**Task brief**
Count how many lines hold the string "this". Answer with that number and nothing more.

**Information supplied**
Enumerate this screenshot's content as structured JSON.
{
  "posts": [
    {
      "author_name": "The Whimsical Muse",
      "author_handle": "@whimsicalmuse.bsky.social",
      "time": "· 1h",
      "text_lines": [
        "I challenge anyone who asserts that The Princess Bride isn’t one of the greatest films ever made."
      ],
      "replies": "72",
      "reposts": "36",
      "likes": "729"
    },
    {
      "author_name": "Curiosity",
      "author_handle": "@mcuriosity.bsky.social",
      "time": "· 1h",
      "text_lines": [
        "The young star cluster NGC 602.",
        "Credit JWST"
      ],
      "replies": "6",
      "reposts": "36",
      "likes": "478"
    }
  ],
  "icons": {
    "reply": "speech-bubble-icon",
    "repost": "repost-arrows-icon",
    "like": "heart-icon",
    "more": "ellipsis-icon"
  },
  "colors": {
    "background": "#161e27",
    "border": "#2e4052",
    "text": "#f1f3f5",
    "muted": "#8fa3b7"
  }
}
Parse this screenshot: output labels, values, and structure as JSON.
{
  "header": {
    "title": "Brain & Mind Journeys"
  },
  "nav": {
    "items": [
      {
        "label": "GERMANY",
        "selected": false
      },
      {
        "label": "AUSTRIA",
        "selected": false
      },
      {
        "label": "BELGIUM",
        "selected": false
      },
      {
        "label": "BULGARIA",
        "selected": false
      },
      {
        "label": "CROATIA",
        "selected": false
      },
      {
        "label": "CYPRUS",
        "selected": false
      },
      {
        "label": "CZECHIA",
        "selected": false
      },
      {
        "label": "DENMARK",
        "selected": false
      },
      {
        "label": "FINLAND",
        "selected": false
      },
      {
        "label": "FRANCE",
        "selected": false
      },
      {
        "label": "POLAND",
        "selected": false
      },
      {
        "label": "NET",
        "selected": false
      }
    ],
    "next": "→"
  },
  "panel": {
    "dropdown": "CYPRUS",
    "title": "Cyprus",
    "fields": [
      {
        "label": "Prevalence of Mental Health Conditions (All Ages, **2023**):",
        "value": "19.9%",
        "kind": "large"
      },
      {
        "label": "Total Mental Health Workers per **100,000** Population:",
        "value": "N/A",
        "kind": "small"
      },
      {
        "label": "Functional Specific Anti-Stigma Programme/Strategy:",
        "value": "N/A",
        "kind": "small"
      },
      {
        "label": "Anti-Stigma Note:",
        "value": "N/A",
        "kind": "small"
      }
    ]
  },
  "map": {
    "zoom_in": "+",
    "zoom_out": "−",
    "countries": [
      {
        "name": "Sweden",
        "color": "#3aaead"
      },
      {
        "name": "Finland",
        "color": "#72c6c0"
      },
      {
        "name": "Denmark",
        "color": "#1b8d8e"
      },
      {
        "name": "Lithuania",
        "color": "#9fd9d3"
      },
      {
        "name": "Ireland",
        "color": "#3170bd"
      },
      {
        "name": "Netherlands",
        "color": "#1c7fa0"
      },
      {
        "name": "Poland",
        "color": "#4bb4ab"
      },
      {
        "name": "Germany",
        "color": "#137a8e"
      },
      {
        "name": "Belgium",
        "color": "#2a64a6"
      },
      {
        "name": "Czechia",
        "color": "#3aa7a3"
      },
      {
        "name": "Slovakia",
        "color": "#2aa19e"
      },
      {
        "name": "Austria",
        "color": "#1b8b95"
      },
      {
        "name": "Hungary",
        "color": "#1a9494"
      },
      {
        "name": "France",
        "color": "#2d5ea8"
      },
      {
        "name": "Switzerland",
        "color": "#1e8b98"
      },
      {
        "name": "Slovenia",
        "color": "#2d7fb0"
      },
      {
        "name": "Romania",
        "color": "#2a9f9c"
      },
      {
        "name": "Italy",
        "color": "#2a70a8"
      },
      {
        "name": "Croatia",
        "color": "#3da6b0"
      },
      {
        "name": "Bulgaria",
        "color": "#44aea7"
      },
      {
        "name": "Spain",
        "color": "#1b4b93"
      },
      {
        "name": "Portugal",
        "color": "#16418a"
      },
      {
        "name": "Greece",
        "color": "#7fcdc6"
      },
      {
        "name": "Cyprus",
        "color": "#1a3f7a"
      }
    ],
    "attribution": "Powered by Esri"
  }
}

**Exercise solution**
2